Material for the task:
· · · · · · ·

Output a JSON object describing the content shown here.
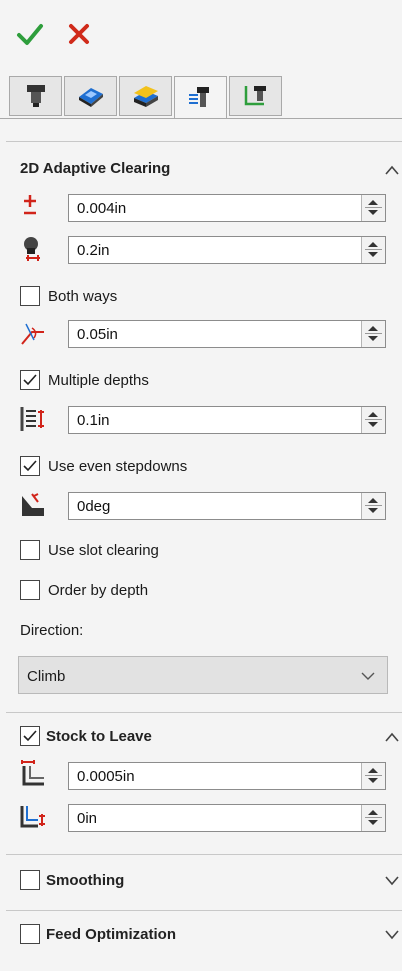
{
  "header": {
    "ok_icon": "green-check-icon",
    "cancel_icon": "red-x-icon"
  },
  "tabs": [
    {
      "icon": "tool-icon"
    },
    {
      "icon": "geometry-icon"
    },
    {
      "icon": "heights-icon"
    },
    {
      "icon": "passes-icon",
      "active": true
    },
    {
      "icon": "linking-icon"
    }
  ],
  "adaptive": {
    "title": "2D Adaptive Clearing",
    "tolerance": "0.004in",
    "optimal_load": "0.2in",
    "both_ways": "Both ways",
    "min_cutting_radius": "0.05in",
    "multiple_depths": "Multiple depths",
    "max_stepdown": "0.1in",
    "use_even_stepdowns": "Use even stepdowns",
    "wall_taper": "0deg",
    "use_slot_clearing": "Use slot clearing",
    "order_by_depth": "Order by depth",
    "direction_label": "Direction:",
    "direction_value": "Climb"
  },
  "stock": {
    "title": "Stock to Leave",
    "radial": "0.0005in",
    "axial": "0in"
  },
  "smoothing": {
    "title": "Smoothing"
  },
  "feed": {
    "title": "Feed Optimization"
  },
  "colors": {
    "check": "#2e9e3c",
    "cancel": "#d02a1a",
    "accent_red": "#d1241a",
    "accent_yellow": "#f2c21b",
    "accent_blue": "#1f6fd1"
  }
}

· · · · · · ·

Set problem:
Retype all of the entries exactly as written, leaving out any images.

Response to the task:
Output a JSON object describing the content shown here.
{
  "header": {
    "ok_icon": "green-check-icon",
    "cancel_icon": "red-x-icon"
  },
  "tabs": [
    {
      "icon": "tool-icon"
    },
    {
      "icon": "geometry-icon"
    },
    {
      "icon": "heights-icon"
    },
    {
      "icon": "passes-icon",
      "active": true
    },
    {
      "icon": "linking-icon"
    }
  ],
  "adaptive": {
    "title": "2D Adaptive Clearing",
    "tolerance": "0.004in",
    "optimal_load": "0.2in",
    "both_ways": "Both ways",
    "min_cutting_radius": "0.05in",
    "multiple_depths": "Multiple depths",
    "max_stepdown": "0.1in",
    "use_even_stepdowns": "Use even stepdowns",
    "wall_taper": "0deg",
    "use_slot_clearing": "Use slot clearing",
    "order_by_depth": "Order by depth",
    "direction_label": "Direction:",
    "direction_value": "Climb"
  },
  "stock": {
    "title": "Stock to Leave",
    "radial": "0.0005in",
    "axial": "0in"
  },
  "smoothing": {
    "title": "Smoothing"
  },
  "feed": {
    "title": "Feed Optimization"
  },
  "colors": {
    "check": "#2e9e3c",
    "cancel": "#d02a1a",
    "accent_red": "#d1241a",
    "accent_yellow": "#f2c21b",
    "accent_blue": "#1f6fd1"
  }
}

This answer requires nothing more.